Exercise instructions: What is needed here is an exact copy of every record below.

[Figure collection entries]
━━━━━━━━

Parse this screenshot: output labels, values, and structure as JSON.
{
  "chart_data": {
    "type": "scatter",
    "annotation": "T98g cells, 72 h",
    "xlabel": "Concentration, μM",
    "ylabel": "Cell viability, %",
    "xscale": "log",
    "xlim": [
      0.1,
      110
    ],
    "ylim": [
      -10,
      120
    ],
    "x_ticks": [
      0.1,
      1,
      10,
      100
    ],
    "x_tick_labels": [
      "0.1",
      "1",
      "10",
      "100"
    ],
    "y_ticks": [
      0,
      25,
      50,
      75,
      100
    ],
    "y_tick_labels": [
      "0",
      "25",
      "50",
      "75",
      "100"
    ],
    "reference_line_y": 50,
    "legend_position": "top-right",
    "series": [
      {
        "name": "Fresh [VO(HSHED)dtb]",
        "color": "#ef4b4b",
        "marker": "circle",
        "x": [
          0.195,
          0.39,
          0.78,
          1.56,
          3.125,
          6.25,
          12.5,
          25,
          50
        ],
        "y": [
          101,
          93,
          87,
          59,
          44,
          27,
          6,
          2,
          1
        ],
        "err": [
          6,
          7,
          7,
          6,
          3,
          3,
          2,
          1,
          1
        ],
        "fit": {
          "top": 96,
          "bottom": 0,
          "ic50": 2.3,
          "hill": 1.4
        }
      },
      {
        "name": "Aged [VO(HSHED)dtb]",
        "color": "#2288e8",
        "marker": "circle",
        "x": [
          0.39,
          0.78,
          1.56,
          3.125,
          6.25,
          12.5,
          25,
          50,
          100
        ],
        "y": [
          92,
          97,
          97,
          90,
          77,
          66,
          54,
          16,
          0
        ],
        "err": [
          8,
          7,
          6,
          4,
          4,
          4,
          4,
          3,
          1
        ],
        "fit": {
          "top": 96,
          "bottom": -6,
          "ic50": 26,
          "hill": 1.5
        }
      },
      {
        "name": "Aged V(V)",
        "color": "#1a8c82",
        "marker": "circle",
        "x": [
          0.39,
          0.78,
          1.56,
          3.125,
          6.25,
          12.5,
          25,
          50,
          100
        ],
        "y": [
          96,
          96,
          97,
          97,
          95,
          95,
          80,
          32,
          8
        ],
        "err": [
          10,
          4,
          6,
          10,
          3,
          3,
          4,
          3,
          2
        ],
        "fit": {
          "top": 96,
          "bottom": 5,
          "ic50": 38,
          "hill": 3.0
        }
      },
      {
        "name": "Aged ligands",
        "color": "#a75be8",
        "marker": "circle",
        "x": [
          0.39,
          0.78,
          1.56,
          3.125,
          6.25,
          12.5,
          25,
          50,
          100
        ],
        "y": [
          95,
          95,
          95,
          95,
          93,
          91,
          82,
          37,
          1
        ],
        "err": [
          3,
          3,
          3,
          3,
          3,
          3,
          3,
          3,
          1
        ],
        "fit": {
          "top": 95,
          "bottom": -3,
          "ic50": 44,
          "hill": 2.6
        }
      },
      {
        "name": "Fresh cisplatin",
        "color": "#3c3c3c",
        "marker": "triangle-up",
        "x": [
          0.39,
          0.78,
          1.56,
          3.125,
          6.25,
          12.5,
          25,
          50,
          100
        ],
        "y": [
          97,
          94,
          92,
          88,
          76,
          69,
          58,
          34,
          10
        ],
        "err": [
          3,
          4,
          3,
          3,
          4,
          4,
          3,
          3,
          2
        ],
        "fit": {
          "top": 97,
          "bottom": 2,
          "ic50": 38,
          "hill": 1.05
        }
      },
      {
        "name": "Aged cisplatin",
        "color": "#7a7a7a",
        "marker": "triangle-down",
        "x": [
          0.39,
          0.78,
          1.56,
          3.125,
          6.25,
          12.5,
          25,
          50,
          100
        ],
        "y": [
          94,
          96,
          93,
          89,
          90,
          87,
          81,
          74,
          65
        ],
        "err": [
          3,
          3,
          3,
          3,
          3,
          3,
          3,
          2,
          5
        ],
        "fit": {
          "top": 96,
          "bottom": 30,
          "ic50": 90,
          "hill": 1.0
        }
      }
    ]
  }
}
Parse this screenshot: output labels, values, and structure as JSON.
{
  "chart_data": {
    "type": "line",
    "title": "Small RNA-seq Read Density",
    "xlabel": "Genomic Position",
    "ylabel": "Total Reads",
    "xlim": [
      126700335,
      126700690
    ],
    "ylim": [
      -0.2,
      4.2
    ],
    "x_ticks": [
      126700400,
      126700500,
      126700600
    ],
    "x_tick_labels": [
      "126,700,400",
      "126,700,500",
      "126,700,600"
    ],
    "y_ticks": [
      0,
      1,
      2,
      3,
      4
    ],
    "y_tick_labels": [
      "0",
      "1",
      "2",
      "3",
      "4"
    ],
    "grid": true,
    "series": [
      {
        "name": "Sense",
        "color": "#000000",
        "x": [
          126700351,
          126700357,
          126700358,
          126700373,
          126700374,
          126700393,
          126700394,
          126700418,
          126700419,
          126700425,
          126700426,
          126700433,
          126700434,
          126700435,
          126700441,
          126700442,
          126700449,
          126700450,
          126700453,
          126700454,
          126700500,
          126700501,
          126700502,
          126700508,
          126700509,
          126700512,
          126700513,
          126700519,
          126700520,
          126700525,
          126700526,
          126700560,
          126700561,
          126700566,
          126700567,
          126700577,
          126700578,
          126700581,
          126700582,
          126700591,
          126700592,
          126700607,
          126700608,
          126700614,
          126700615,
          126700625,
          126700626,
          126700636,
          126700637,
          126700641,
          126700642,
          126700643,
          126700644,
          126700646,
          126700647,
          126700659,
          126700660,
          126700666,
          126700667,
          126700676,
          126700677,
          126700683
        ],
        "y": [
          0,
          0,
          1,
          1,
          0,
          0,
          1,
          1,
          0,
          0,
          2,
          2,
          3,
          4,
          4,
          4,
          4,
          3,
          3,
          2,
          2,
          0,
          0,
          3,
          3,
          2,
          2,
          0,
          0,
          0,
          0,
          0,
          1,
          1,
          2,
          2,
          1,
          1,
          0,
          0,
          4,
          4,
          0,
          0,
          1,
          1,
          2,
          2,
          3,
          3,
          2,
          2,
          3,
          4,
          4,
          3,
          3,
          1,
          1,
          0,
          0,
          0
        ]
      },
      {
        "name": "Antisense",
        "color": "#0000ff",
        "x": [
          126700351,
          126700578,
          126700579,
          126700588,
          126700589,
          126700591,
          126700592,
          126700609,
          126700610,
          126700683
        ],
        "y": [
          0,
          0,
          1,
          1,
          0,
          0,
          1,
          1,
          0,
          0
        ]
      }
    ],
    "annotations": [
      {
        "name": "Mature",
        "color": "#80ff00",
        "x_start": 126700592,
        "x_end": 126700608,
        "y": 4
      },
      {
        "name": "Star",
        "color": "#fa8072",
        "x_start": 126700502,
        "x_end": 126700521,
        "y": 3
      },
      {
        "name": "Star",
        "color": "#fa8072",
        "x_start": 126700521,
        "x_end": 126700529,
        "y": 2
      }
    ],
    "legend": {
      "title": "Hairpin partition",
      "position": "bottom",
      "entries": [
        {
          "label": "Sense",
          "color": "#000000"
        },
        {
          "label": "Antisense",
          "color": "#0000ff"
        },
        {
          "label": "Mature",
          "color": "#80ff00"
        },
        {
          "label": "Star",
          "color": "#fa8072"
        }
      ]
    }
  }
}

━━━━━━━━

Exercise response:
Parse this screenshot: output labels, values, and structure as JSON.
{
  "chart_data": {
    "type": "scatter",
    "annotation": "T98g cells, 72 h",
    "xlabel": "Concentration, μM",
    "ylabel": "Cell viability, %",
    "xscale": "log",
    "xlim": [
      0.1,
      110
    ],
    "ylim": [
      -10,
      120
    ],
    "x_ticks": [
      0.1,
      1,
      10,
      100
    ],
    "x_tick_labels": [
      "0.1",
      "1",
      "10",
      "100"
    ],
    "y_ticks": [
      0,
      25,
      50,
      75,
      100
    ],
    "y_tick_labels": [
      "0",
      "25",
      "50",
      "75",
      "100"
    ],
    "reference_line_y": 50,
    "legend_position": "top-right",
    "series": [
      {
        "name": "Fresh [VO(HSHED)dtb]",
        "color": "#ef4b4b",
        "marker": "circle",
        "x": [
          0.195,
          0.39,
          0.78,
          1.56,
          3.125,
          6.25,
          12.5,
          25,
          50
        ],
        "y": [
          101,
          93,
          87,
          59,
          44,
          27,
          6,
          2,
          1
        ],
        "err": [
          6,
          7,
          7,
          6,
          3,
          3,
          2,
          1,
          1
        ],
        "fit": {
          "top": 96,
          "bottom": 0,
          "ic50": 2.3,
          "hill": 1.4
        }
      },
      {
        "name": "Aged [VO(HSHED)dtb]",
        "color": "#2288e8",
        "marker": "circle",
        "x": [
          0.39,
          0.78,
          1.56,
          3.125,
          6.25,
          12.5,
          25,
          50,
          100
        ],
        "y": [
          92,
          97,
          97,
          90,
          77,
          66,
          54,
          16,
          0
        ],
        "err": [
          8,
          7,
          6,
          4,
          4,
          4,
          4,
          3,
          1
        ],
        "fit": {
          "top": 96,
          "bottom": -6,
          "ic50": 26,
          "hill": 1.5
        }
      },
      {
        "name": "Aged V(V)",
        "color": "#1a8c82",
        "marker": "circle",
        "x": [
          0.39,
          0.78,
          1.56,
          3.125,
          6.25,
          12.5,
          25,
          50,
          100
        ],
        "y": [
          96,
          96,
          97,
          97,
          95,
          95,
          80,
          32,
          8
        ],
        "err": [
          10,
          4,
          6,
          10,
          3,
          3,
          4,
          3,
          2
        ],
        "fit": {
          "top": 96,
          "bottom": 5,
          "ic50": 38,
          "hill": 3.0
        }
      },
      {
        "name": "Aged ligands",
        "color": "#a75be8",
        "marker": "circle",
        "x": [
          0.39,
          0.78,
          1.56,
          3.125,
          6.25,
          12.5,
          25,
          50,
          100
        ],
        "y": [
          95,
          95,
          95,
          95,
          93,
          91,
          82,
          37,
          1
        ],
        "err": [
          3,
          3,
          3,
          3,
          3,
          3,
          3,
          3,
          1
        ],
        "fit": {
          "top": 95,
          "bottom": -3,
          "ic50": 44,
          "hill": 2.6
        }
      },
      {
        "name": "Fresh cisplatin",
        "color": "#3c3c3c",
        "marker": "triangle-up",
        "x": [
          0.39,
          0.78,
          1.56,
          3.125,
          6.25,
          12.5,
          25,
          50,
          100
        ],
        "y": [
          97,
          94,
          92,
          88,
          76,
          69,
          58,
          34,
          10
        ],
        "err": [
          3,
          4,
          3,
          3,
          4,
          4,
          3,
          3,
          2
        ],
        "fit": {
          "top": 97,
          "bottom": 2,
          "ic50": 38,
          "hill": 1.05
        }
      },
      {
        "name": "Aged cisplatin",
        "color": "#7a7a7a",
        "marker": "triangle-down",
        "x": [
          0.39,
          0.78,
          1.56,
          3.125,
          6.25,
          12.5,
          25,
          50,
          100
        ],
        "y": [
          94,
          96,
          93,
          89,
          90,
          87,
          81,
          74,
          65
        ],
        "err": [
          3,
          3,
          3,
          3,
          3,
          3,
          3,
          2,
          5
        ],
        "fit": {
          "top": 96,
          "bottom": 30,
          "ic50": 90,
          "hill": 1.0
        }
      }
    ]
  }
}
Parse this screenshot: output labels, values, and structure as JSON.
{
  "chart_data": {
    "type": "line",
    "title": "Small RNA-seq Read Density",
    "xlabel": "Genomic Position",
    "ylabel": "Total Reads",
    "xlim": [
      126700335,
      126700690
    ],
    "ylim": [
      -0.2,
      4.2
    ],
    "x_ticks": [
      126700400,
      126700500,
      126700600
    ],
    "x_tick_labels": [
      "126,700,400",
      "126,700,500",
      "126,700,600"
    ],
    "y_ticks": [
      0,
      1,
      2,
      3,
      4
    ],
    "y_tick_labels": [
      "0",
      "1",
      "2",
      "3",
      "4"
    ],
    "grid": true,
    "series": [
      {
        "name": "Sense",
        "color": "#000000",
        "x": [
          126700351,
          126700357,
          126700358,
          126700373,
          126700374,
          126700393,
          126700394,
          126700418,
          126700419,
          126700425,
          126700426,
          126700433,
          126700434,
          126700435,
          126700441,
          126700442,
          126700449,
          126700450,
          126700453,
          126700454,
          126700500,
          126700501,
          126700502,
          126700508,
          126700509,
          126700512,
          126700513,
          126700519,
          126700520,
          126700525,
          126700526,
          126700560,
          126700561,
          126700566,
          126700567,
          126700577,
          126700578,
          126700581,
          126700582,
          126700591,
          126700592,
          126700607,
          126700608,
          126700614,
          126700615,
          126700625,
          126700626,
          126700636,
          126700637,
          126700641,
          126700642,
          126700643,
          126700644,
          126700646,
          126700647,
          126700659,
          126700660,
          126700666,
          126700667,
          126700676,
          126700677,
          126700683
        ],
        "y": [
          0,
          0,
          1,
          1,
          0,
          0,
          1,
          1,
          0,
          0,
          2,
          2,
          3,
          4,
          4,
          4,
          4,
          3,
          3,
          2,
          2,
          0,
          0,
          3,
          3,
          2,
          2,
          0,
          0,
          0,
          0,
          0,
          1,
          1,
          2,
          2,
          1,
          1,
          0,
          0,
          4,
          4,
          0,
          0,
          1,
          1,
          2,
          2,
          3,
          3,
          2,
          2,
          3,
          4,
          4,
          3,
          3,
          1,
          1,
          0,
          0,
          0
        ]
      },
      {
        "name": "Antisense",
        "color": "#0000ff",
        "x": [
          126700351,
          126700578,
          126700579,
          126700588,
          126700589,
          126700591,
          126700592,
          126700609,
          126700610,
          126700683
        ],
        "y": [
          0,
          0,
          1,
          1,
          0,
          0,
          1,
          1,
          0,
          0
        ]
      }
    ],
    "annotations": [
      {
        "name": "Mature",
        "color": "#80ff00",
        "x_start": 126700592,
        "x_end": 126700608,
        "y": 4
      },
      {
        "name": "Star",
        "color": "#fa8072",
        "x_start": 126700502,
        "x_end": 126700521,
        "y": 3
      },
      {
        "name": "Star",
        "color": "#fa8072",
        "x_start": 126700521,
        "x_end": 126700529,
        "y": 2
      }
    ],
    "legend": {
      "title": "Hairpin partition",
      "position": "bottom",
      "entries": [
        {
          "label": "Sense",
          "color": "#000000"
        },
        {
          "label": "Antisense",
          "color": "#0000ff"
        },
        {
          "label": "Mature",
          "color": "#80ff00"
        },
        {
          "label": "Star",
          "color": "#fa8072"
        }
      ]
    }
  }
}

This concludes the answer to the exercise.